Dataset records
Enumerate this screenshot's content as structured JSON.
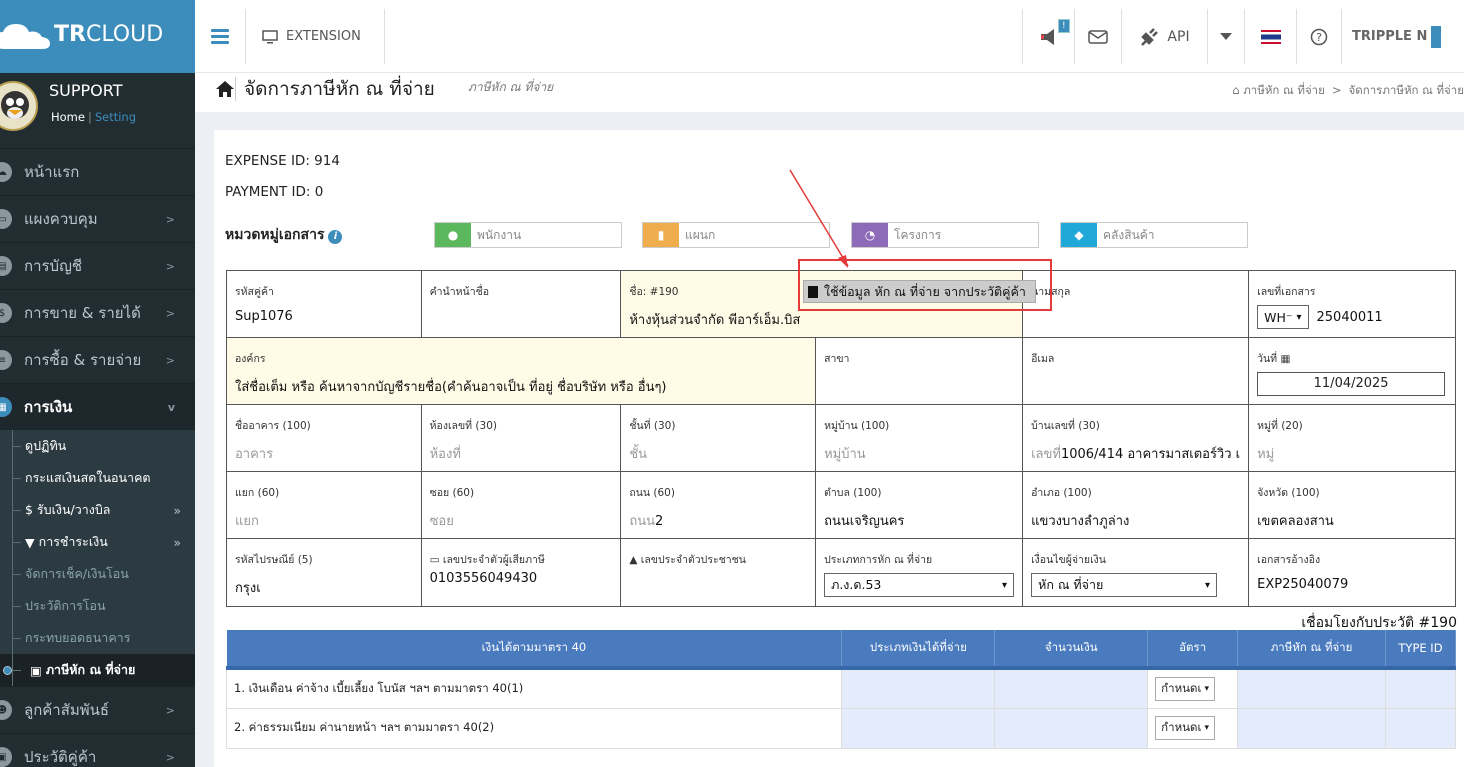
{
  "app": {
    "logo_bold": "TR",
    "logo_rest": "CLOUD"
  },
  "topnav": {
    "extension": "EXTENSION",
    "api": "API",
    "badge": "!",
    "company": "TRIPPLE N"
  },
  "user": {
    "name": "SUPPORT",
    "home": "Home",
    "sep": "|",
    "setting": "Setting"
  },
  "sidebar": {
    "items": [
      {
        "label": "หน้าแรก"
      },
      {
        "label": "แผงควบคุม"
      },
      {
        "label": "การบัญชี"
      },
      {
        "label": "การขาย & รายได้"
      },
      {
        "label": "การซื้อ & รายจ่าย"
      },
      {
        "label": "การเงิน"
      }
    ],
    "sub": [
      {
        "label": "ดูปฏิทิน"
      },
      {
        "label": "กระแสเงินสดในอนาคต"
      },
      {
        "label": "$ รับเงิน/วางบิล"
      },
      {
        "label": "การชำระเงิน"
      },
      {
        "label": "จัดการเช็ค/เงินโอน"
      },
      {
        "label": "ประวัติการโอน"
      },
      {
        "label": "กระทบยอดธนาคาร"
      },
      {
        "label": "ภาษีหัก ณ ที่จ่าย"
      }
    ],
    "after": [
      {
        "label": "ลูกค้าสัมพันธ์"
      },
      {
        "label": "ประวัติคู่ค้า"
      }
    ]
  },
  "page": {
    "title": "จัดการภาษีหัก ณ ที่จ่าย",
    "subtitle": "ภาษีหัก ณ ที่จ่าย",
    "breadcrumb": [
      "ภาษีหัก ณ ที่จ่าย",
      "จัดการภาษีหัก ณ ที่จ่าย"
    ],
    "breadcrumb_sep": ">",
    "expense_id": "EXPENSE ID: 914",
    "payment_id": "PAYMENT ID: 0",
    "category_label": "หมวดหมู่เอกสาร",
    "categories": [
      {
        "placeholder": "พนักงาน",
        "color": "#5cb85c"
      },
      {
        "placeholder": "แผนก",
        "color": "#f0ad4e"
      },
      {
        "placeholder": "โครงการ",
        "color": "#8e6bb8"
      },
      {
        "placeholder": "คลังสินค้า",
        "color": "#1fa8d8"
      }
    ]
  },
  "form": {
    "r1": {
      "code_l": "รหัสคู่ค้า",
      "code_v": "Sup1076",
      "prefix_l": "คำนำหน้าชื่อ",
      "name_l": "ชื่อ: #190",
      "name_v": "ห้างหุ้นส่วนจำกัด พีอาร์เอ็ม.บิส",
      "hist_btn": "ใช้ข้อมูล หัก ณ ที่จ่าย จากประวัติคู่ค้า",
      "surname_l": "นามสกุล",
      "doc_l": "เลขที่เอกสาร",
      "doc_prefix": "WH⁻",
      "doc_v": "25040011"
    },
    "r2": {
      "org_l": "องค์กร",
      "org_ph": "ใส่ชื่อเต็ม หรือ ค้นหาจากบัญชีรายชื่อ(คำค้นอาจเป็น ที่อยู่ ชื่อบริษัท หรือ อื่นๆ)",
      "branch_l": "สาขา",
      "email_l": "อีเมล",
      "date_l": "วันที่",
      "date_v": "11/04/2025"
    },
    "r3": {
      "bld_l": "ชื่ออาคาร (100)",
      "bld_ph": "อาคาร",
      "room_l": "ห้องเลขที่ (30)",
      "room_ph": "ห้องที่",
      "floor_l": "ชั้นที่ (30)",
      "floor_ph": "ชั้น",
      "vill_l": "หมู่บ้าน (100)",
      "vill_ph": "หมู่บ้าน",
      "hno_l": "บ้านเลขที่ (30)",
      "hno_pre": "เลขที่",
      "hno_v": "1006/414 อาคารมาสเตอร์วิว เ",
      "moo_l": "หมู่ที่ (20)",
      "moo_ph": "หมู่"
    },
    "r4": {
      "yaek_l": "แยก (60)",
      "yaek_ph": "แยก",
      "soi_l": "ซอย (60)",
      "soi_ph": "ซอย",
      "road_l": "ถนน (60)",
      "road_pre": "ถนน",
      "road_v": "2",
      "sub_l": "ตำบล (100)",
      "sub_v": "ถนนเจริญนคร",
      "dist_l": "อำเภอ (100)",
      "dist_v": "แขวงบางลำภูล่าง",
      "prov_l": "จังหวัด (100)",
      "prov_v": "เขตคลองสาน"
    },
    "r5": {
      "zip_l": "รหัสไปรษณีย์ (5)",
      "zip_v": "กรุงเ",
      "tax_l": "เลขประจำตัวผู้เสียภาษี",
      "tax_v": "0103556049430",
      "pid_l": "เลขประจำตัวประชาชน",
      "type_l": "ประเภทการหัก ณ ที่จ่าย",
      "type_v": "ภ.ง.ด.53",
      "cond_l": "เงื่อนไขผู้จ่ายเงิน",
      "cond_v": "หัก ณ ที่จ่าย",
      "ref_l": "เอกสารอ้างอิง",
      "ref_v": "EXP25040079"
    }
  },
  "linked": "เชื่อมโยงกับประวัติ #190",
  "income_table": {
    "headers": [
      "เงินได้ตามมาตรา 40",
      "ประเภทเงินได้ที่จ่าย",
      "จำนวนเงิน",
      "อัตรา",
      "ภาษีหัก ณ ที่จ่าย",
      "TYPE ID"
    ],
    "rows": [
      {
        "label": "1. เงินเดือน ค่าจ้าง เบี้ยเลี้ยง โบนัส ฯลฯ ตามมาตรา 40(1)",
        "rate": "กำหนดเ"
      },
      {
        "label": "2. ค่าธรรมเนียม ค่านายหน้า ฯลฯ ตามมาตรา 40(2)",
        "rate": "กำหนดเ"
      }
    ]
  }
}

### STATED EXERCISE
Transcribe the material exactly, and leave out whatever pictures it holds.

### RESULT OF THE EXERCISE
Enumerate this screenshot's content as structured JSON.
{
  "app": {
    "logo_bold": "TR",
    "logo_rest": "CLOUD"
  },
  "topnav": {
    "extension": "EXTENSION",
    "api": "API",
    "badge": "!",
    "company": "TRIPPLE N"
  },
  "user": {
    "name": "SUPPORT",
    "home": "Home",
    "sep": "|",
    "setting": "Setting"
  },
  "sidebar": {
    "items": [
      {
        "label": "หน้าแรก"
      },
      {
        "label": "แผงควบคุม"
      },
      {
        "label": "การบัญชี"
      },
      {
        "label": "การขาย & รายได้"
      },
      {
        "label": "การซื้อ & รายจ่าย"
      },
      {
        "label": "การเงิน"
      }
    ],
    "sub": [
      {
        "label": "ดูปฏิทิน"
      },
      {
        "label": "กระแสเงินสดในอนาคต"
      },
      {
        "label": "$ รับเงิน/วางบิล"
      },
      {
        "label": "การชำระเงิน"
      },
      {
        "label": "จัดการเช็ค/เงินโอน"
      },
      {
        "label": "ประวัติการโอน"
      },
      {
        "label": "กระทบยอดธนาคาร"
      },
      {
        "label": "ภาษีหัก ณ ที่จ่าย"
      }
    ],
    "after": [
      {
        "label": "ลูกค้าสัมพันธ์"
      },
      {
        "label": "ประวัติคู่ค้า"
      }
    ]
  },
  "page": {
    "title": "จัดการภาษีหัก ณ ที่จ่าย",
    "subtitle": "ภาษีหัก ณ ที่จ่าย",
    "breadcrumb": [
      "ภาษีหัก ณ ที่จ่าย",
      "จัดการภาษีหัก ณ ที่จ่าย"
    ],
    "breadcrumb_sep": ">",
    "expense_id": "EXPENSE ID: 914",
    "payment_id": "PAYMENT ID: 0",
    "category_label": "หมวดหมู่เอกสาร",
    "categories": [
      {
        "placeholder": "พนักงาน",
        "color": "#5cb85c"
      },
      {
        "placeholder": "แผนก",
        "color": "#f0ad4e"
      },
      {
        "placeholder": "โครงการ",
        "color": "#8e6bb8"
      },
      {
        "placeholder": "คลังสินค้า",
        "color": "#1fa8d8"
      }
    ]
  },
  "form": {
    "r1": {
      "code_l": "รหัสคู่ค้า",
      "code_v": "Sup1076",
      "prefix_l": "คำนำหน้าชื่อ",
      "name_l": "ชื่อ: #190",
      "name_v": "ห้างหุ้นส่วนจำกัด พีอาร์เอ็ม.บิส",
      "hist_btn": "ใช้ข้อมูล หัก ณ ที่จ่าย จากประวัติคู่ค้า",
      "surname_l": "นามสกุล",
      "doc_l": "เลขที่เอกสาร",
      "doc_prefix": "WH⁻",
      "doc_v": "25040011"
    },
    "r2": {
      "org_l": "องค์กร",
      "org_ph": "ใส่ชื่อเต็ม หรือ ค้นหาจากบัญชีรายชื่อ(คำค้นอาจเป็น ที่อยู่ ชื่อบริษัท หรือ อื่นๆ)",
      "branch_l": "สาขา",
      "email_l": "อีเมล",
      "date_l": "วันที่",
      "date_v": "11/04/2025"
    },
    "r3": {
      "bld_l": "ชื่ออาคาร (100)",
      "bld_ph": "อาคาร",
      "room_l": "ห้องเลขที่ (30)",
      "room_ph": "ห้องที่",
      "floor_l": "ชั้นที่ (30)",
      "floor_ph": "ชั้น",
      "vill_l": "หมู่บ้าน (100)",
      "vill_ph": "หมู่บ้าน",
      "hno_l": "บ้านเลขที่ (30)",
      "hno_pre": "เลขที่",
      "hno_v": "1006/414 อาคารมาสเตอร์วิว เ",
      "moo_l": "หมู่ที่ (20)",
      "moo_ph": "หมู่"
    },
    "r4": {
      "yaek_l": "แยก (60)",
      "yaek_ph": "แยก",
      "soi_l": "ซอย (60)",
      "soi_ph": "ซอย",
      "road_l": "ถนน (60)",
      "road_pre": "ถนน",
      "road_v": "2",
      "sub_l": "ตำบล (100)",
      "sub_v": "ถนนเจริญนคร",
      "dist_l": "อำเภอ (100)",
      "dist_v": "แขวงบางลำภูล่าง",
      "prov_l": "จังหวัด (100)",
      "prov_v": "เขตคลองสาน"
    },
    "r5": {
      "zip_l": "รหัสไปรษณีย์ (5)",
      "zip_v": "กรุงเ",
      "tax_l": "เลขประจำตัวผู้เสียภาษี",
      "tax_v": "0103556049430",
      "pid_l": "เลขประจำตัวประชาชน",
      "type_l": "ประเภทการหัก ณ ที่จ่าย",
      "type_v": "ภ.ง.ด.53",
      "cond_l": "เงื่อนไขผู้จ่ายเงิน",
      "cond_v": "หัก ณ ที่จ่าย",
      "ref_l": "เอกสารอ้างอิง",
      "ref_v": "EXP25040079"
    }
  },
  "linked": "เชื่อมโยงกับประวัติ #190",
  "income_table": {
    "headers": [
      "เงินได้ตามมาตรา 40",
      "ประเภทเงินได้ที่จ่าย",
      "จำนวนเงิน",
      "อัตรา",
      "ภาษีหัก ณ ที่จ่าย",
      "TYPE ID"
    ],
    "rows": [
      {
        "label": "1. เงินเดือน ค่าจ้าง เบี้ยเลี้ยง โบนัส ฯลฯ ตามมาตรา 40(1)",
        "rate": "กำหนดเ"
      },
      {
        "label": "2. ค่าธรรมเนียม ค่านายหน้า ฯลฯ ตามมาตรา 40(2)",
        "rate": "กำหนดเ"
      }
    ]
  }
}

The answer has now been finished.